** Opening PAGE EXCERPT block **
12852 // (instruction_number.operand_name relational_op instruction_number.operand_name
12853 // [, ...] );
12854 // // instruction numbers are zero-based using left to right order in peepmatch
12855 //
12856 // peepreplace ( instr_name ( [instruction_number.operand_name]* ) );
12857 // // provide an instruction_number.operand_name for each operand that appears
12858 // // in the replacement instruction's match rule
12859 //
12860 // ---------VM FLAGS---------------------------------------------------------
12861 //
12862 // All peephole optimizations can be turned off using -XX:-OptoPeephole
12863 //
12864 // Each peephole rule is given an identifying number starting with zero and
12865 // increasing by one in the order seen by the parser. An individual peephole
12866 // can be enabled, and all others disabled, by using -XX:OptoPeepholeAt=#
12867 // on the command-line.
12868 //
12869 // ---------CURRENT LIMITATIONS----------------------------------------------
12870 //
12871 // Only match adjacent instructions in same basic block
12872 // Only equality constraints
12873 // Only constraints between operands, not (0.dest_reg == RAX_enc)
12874 // Only one replacement instruction
12875 //
12876 // ---------EXAMPLE----------------------------------------------------------
12877 //
12878 // // pertinent parts of existing instructions in architecture description
12879 // instruct movI(rRegI dst, rRegI src)
** Closing PAGE EXCERPT block **
** Opening RECORDS SUPPLIED block **
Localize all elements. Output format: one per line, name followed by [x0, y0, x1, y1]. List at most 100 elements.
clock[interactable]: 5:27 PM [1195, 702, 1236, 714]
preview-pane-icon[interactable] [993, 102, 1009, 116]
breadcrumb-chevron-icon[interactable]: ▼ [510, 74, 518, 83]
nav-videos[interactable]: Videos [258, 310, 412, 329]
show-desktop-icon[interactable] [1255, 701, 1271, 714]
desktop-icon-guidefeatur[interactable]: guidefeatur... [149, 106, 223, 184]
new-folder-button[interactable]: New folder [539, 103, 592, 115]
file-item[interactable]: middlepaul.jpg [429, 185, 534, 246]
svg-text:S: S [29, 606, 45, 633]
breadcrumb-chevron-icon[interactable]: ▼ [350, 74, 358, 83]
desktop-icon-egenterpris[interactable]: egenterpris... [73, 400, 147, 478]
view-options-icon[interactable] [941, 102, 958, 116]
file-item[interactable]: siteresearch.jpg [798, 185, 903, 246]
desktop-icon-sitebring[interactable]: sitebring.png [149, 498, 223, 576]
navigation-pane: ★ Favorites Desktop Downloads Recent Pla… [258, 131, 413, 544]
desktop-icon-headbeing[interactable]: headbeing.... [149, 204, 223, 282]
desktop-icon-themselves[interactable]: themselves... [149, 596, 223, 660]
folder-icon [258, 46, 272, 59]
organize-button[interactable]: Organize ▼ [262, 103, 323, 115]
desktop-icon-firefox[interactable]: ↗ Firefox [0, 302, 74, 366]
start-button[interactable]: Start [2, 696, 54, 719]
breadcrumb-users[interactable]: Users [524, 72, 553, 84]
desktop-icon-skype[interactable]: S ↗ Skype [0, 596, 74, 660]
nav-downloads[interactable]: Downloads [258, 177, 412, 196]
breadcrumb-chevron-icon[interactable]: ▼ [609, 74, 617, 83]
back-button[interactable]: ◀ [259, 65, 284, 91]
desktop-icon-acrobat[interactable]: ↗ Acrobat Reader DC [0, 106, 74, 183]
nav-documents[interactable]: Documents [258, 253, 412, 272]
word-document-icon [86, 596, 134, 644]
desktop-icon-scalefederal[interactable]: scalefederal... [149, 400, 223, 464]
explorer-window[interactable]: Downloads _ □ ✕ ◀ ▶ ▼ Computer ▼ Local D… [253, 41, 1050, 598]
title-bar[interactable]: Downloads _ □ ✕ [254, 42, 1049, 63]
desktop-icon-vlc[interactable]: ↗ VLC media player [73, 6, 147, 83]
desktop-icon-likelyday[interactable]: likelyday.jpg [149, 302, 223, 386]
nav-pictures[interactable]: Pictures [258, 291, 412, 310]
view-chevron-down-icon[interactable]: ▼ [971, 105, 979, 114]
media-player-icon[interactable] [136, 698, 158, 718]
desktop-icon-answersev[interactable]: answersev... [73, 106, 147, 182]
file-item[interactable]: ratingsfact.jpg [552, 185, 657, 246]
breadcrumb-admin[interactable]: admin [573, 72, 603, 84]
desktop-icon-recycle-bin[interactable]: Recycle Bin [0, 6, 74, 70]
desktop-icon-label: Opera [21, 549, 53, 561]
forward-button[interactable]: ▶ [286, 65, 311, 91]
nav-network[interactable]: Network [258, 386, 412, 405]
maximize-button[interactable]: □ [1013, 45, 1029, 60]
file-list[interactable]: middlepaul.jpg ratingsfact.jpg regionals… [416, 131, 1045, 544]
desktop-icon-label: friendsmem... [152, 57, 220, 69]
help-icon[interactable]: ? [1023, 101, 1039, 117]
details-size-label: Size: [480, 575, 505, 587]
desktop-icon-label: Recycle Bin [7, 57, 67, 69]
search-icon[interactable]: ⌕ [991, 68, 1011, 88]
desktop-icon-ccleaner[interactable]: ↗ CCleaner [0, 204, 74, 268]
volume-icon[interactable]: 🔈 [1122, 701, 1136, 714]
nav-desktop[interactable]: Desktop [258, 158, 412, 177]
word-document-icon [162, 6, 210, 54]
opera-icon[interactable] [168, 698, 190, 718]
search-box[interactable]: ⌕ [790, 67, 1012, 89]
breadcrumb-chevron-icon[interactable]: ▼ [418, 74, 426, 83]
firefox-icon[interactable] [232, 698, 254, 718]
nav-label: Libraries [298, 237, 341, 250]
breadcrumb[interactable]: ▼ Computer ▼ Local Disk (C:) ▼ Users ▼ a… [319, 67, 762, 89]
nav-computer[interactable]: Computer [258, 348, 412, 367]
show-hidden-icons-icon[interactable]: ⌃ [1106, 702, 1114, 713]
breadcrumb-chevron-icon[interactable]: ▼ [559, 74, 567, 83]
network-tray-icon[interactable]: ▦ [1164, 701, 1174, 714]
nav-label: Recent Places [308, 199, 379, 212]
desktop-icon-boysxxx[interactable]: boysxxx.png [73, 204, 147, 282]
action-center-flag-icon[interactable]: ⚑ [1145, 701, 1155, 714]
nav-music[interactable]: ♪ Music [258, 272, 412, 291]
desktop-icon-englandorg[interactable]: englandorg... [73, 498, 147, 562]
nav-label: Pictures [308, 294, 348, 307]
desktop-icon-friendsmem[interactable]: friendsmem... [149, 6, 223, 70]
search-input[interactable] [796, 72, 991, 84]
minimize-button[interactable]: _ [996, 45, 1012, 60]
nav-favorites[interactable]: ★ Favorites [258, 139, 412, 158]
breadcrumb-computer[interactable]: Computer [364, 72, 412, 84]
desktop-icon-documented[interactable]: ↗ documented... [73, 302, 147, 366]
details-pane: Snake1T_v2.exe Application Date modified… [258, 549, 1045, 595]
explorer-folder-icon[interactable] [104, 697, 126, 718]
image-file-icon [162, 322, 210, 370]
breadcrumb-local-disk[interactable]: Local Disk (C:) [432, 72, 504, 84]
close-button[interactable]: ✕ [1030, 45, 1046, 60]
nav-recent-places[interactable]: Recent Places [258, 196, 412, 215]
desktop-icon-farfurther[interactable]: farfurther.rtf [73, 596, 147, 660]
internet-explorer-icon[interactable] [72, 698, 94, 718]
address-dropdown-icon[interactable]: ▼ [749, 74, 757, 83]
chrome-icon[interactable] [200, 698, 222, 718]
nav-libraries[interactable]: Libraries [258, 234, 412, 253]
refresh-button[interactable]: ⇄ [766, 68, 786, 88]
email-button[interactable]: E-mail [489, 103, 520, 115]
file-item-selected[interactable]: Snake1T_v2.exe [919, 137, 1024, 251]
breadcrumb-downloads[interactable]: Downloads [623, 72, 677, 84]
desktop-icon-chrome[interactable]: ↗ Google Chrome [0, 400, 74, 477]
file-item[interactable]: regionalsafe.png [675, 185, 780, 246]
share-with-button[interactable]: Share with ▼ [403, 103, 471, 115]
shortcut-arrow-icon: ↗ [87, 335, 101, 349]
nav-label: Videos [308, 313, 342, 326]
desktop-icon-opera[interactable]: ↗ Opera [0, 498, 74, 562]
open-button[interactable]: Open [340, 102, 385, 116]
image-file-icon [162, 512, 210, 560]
** Closing RECORDS SUPPLIED block **
• TASKS FOR THIS EXERCISE:
1 > Duplicate the part of the peephole optimization comments starting with "12874 // Only" and going on through "dst, rRegI src)".
2 > List each current limitation that the peephole optimization comments give.
3 > Write the next part of the peephole optimization comments, picking up after the last line shown.

• SOLVED TASKS:
1 >
12874 // Only one replacement instruction
12875 //
12876 // ---------EXAMPLE----------------------------------------------------------
12877 //
12878 // // pertinent parts of existing instructions in architecture description
12879 // instruct movI(rRegI dst, rRegI src)

2 >
- Only match adjacent instructions in same basic block
- Only equality constraints
- Only constraints between operands, not (0.dest_reg == RAX_enc)
- Only one replacement instruction

3 >
12880 // %{
12881 // match(Set dst (CopyI src));
12882 // %}
12883 //
12884 // instruct incI_rReg(rRegI dst, immI1 src, rFlagsReg cr)
12885 // %{
12886 // match(Set dst (AddI dst src));
12887 // effect(KILL cr);
12888 // %}
12889 //
12890 // // Change (inc mov) to lea
12891 // peephole %{
12892 // // increment preceeded by register-register move
12893 // peepmatch ( incI_rReg movI );
12894 // // require that the destination register of the increment
12895 // // match the destination register of the move
12896 // peepconstraint ( 0.dst == 1.dst );
12897 // // construct a replacement instruction that sets
12898 // // the destination to ( move's source register + one )
12899 // peepreplace ( leaI_rReg_immI( 0.dst 1.src 0.src ) );
12900 // %}
12901 //
12902
12903 // Implementation no longer uses movX instructions since
12904 // machine-independent system no longer uses CopyX nodes.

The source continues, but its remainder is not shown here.